▸ **THE EXERCISE**
Exactly as they appear, output all of the records. Skip any images.

--- Begin DATA TO PROCESS ---

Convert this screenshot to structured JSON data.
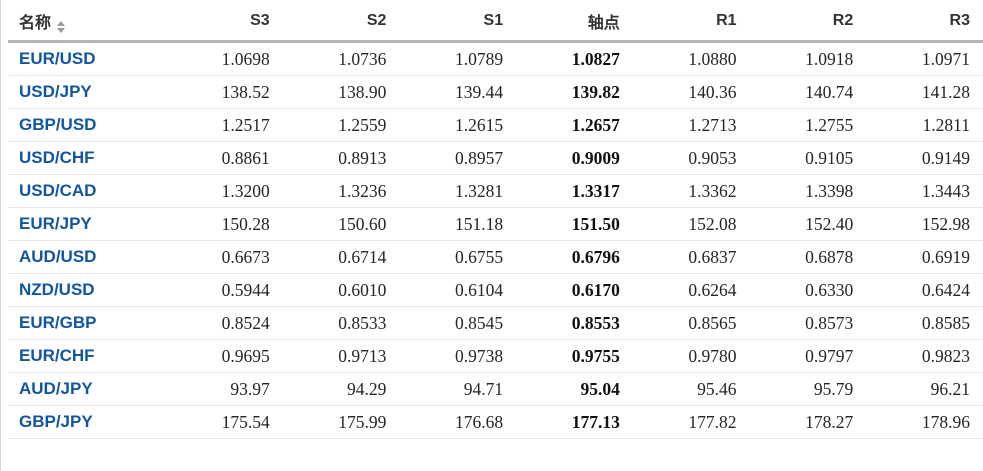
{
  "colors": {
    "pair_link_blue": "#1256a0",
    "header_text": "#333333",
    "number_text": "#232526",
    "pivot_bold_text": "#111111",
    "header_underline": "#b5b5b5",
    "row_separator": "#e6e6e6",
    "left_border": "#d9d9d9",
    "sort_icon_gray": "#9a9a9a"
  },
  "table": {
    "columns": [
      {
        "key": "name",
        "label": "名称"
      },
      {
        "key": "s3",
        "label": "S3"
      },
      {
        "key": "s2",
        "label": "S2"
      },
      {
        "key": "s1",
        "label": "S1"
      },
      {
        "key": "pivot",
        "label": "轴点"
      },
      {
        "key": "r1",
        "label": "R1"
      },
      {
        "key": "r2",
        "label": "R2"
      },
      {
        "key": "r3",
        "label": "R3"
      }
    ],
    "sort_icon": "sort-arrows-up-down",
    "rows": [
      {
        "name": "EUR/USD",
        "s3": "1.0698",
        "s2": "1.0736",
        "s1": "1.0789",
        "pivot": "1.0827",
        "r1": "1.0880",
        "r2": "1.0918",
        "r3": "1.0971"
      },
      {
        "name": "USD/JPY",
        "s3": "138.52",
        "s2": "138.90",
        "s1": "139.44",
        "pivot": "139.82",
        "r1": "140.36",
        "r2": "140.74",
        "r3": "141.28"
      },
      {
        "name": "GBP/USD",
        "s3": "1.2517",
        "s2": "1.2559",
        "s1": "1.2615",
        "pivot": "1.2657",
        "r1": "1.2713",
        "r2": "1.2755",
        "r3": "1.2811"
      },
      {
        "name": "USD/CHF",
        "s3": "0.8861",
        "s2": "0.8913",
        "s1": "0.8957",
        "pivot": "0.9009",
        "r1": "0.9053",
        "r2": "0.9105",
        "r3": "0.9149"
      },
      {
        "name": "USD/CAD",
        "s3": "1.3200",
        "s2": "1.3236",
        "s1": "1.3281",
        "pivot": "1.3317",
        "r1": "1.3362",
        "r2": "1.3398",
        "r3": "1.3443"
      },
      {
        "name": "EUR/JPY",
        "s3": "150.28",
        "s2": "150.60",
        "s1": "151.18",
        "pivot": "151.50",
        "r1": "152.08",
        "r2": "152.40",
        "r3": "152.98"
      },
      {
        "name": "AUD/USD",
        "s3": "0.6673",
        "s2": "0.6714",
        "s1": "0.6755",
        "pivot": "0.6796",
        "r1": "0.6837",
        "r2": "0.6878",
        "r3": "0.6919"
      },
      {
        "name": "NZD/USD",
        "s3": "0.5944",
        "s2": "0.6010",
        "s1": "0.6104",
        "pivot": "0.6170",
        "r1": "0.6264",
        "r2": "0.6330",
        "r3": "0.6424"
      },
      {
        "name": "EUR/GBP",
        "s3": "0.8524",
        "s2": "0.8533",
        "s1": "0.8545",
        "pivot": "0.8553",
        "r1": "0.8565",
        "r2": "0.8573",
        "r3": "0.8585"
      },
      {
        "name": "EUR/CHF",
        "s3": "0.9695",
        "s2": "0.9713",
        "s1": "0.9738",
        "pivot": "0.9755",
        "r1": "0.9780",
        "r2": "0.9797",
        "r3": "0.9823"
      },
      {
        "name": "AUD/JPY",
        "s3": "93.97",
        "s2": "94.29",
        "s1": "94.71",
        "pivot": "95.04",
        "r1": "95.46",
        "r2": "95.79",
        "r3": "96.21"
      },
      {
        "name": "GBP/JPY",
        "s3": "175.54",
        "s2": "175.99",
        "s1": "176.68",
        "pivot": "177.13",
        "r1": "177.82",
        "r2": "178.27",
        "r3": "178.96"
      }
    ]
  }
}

--- End DATA TO PROCESS ---

▸ **TASK RESULT**
Convert this screenshot to structured JSON data.
{
  "colors": {
    "pair_link_blue": "#1256a0",
    "header_text": "#333333",
    "number_text": "#232526",
    "pivot_bold_text": "#111111",
    "header_underline": "#b5b5b5",
    "row_separator": "#e6e6e6",
    "left_border": "#d9d9d9",
    "sort_icon_gray": "#9a9a9a"
  },
  "table": {
    "columns": [
      {
        "key": "name",
        "label": "名称"
      },
      {
        "key": "s3",
        "label": "S3"
      },
      {
        "key": "s2",
        "label": "S2"
      },
      {
        "key": "s1",
        "label": "S1"
      },
      {
        "key": "pivot",
        "label": "轴点"
      },
      {
        "key": "r1",
        "label": "R1"
      },
      {
        "key": "r2",
        "label": "R2"
      },
      {
        "key": "r3",
        "label": "R3"
      }
    ],
    "sort_icon": "sort-arrows-up-down",
    "rows": [
      {
        "name": "EUR/USD",
        "s3": "1.0698",
        "s2": "1.0736",
        "s1": "1.0789",
        "pivot": "1.0827",
        "r1": "1.0880",
        "r2": "1.0918",
        "r3": "1.0971"
      },
      {
        "name": "USD/JPY",
        "s3": "138.52",
        "s2": "138.90",
        "s1": "139.44",
        "pivot": "139.82",
        "r1": "140.36",
        "r2": "140.74",
        "r3": "141.28"
      },
      {
        "name": "GBP/USD",
        "s3": "1.2517",
        "s2": "1.2559",
        "s1": "1.2615",
        "pivot": "1.2657",
        "r1": "1.2713",
        "r2": "1.2755",
        "r3": "1.2811"
      },
      {
        "name": "USD/CHF",
        "s3": "0.8861",
        "s2": "0.8913",
        "s1": "0.8957",
        "pivot": "0.9009",
        "r1": "0.9053",
        "r2": "0.9105",
        "r3": "0.9149"
      },
      {
        "name": "USD/CAD",
        "s3": "1.3200",
        "s2": "1.3236",
        "s1": "1.3281",
        "pivot": "1.3317",
        "r1": "1.3362",
        "r2": "1.3398",
        "r3": "1.3443"
      },
      {
        "name": "EUR/JPY",
        "s3": "150.28",
        "s2": "150.60",
        "s1": "151.18",
        "pivot": "151.50",
        "r1": "152.08",
        "r2": "152.40",
        "r3": "152.98"
      },
      {
        "name": "AUD/USD",
        "s3": "0.6673",
        "s2": "0.6714",
        "s1": "0.6755",
        "pivot": "0.6796",
        "r1": "0.6837",
        "r2": "0.6878",
        "r3": "0.6919"
      },
      {
        "name": "NZD/USD",
        "s3": "0.5944",
        "s2": "0.6010",
        "s1": "0.6104",
        "pivot": "0.6170",
        "r1": "0.6264",
        "r2": "0.6330",
        "r3": "0.6424"
      },
      {
        "name": "EUR/GBP",
        "s3": "0.8524",
        "s2": "0.8533",
        "s1": "0.8545",
        "pivot": "0.8553",
        "r1": "0.8565",
        "r2": "0.8573",
        "r3": "0.8585"
      },
      {
        "name": "EUR/CHF",
        "s3": "0.9695",
        "s2": "0.9713",
        "s1": "0.9738",
        "pivot": "0.9755",
        "r1": "0.9780",
        "r2": "0.9797",
        "r3": "0.9823"
      },
      {
        "name": "AUD/JPY",
        "s3": "93.97",
        "s2": "94.29",
        "s1": "94.71",
        "pivot": "95.04",
        "r1": "95.46",
        "r2": "95.79",
        "r3": "96.21"
      },
      {
        "name": "GBP/JPY",
        "s3": "175.54",
        "s2": "175.99",
        "s1": "176.68",
        "pivot": "177.13",
        "r1": "177.82",
        "r2": "178.27",
        "r3": "178.96"
      }
    ]
  }
}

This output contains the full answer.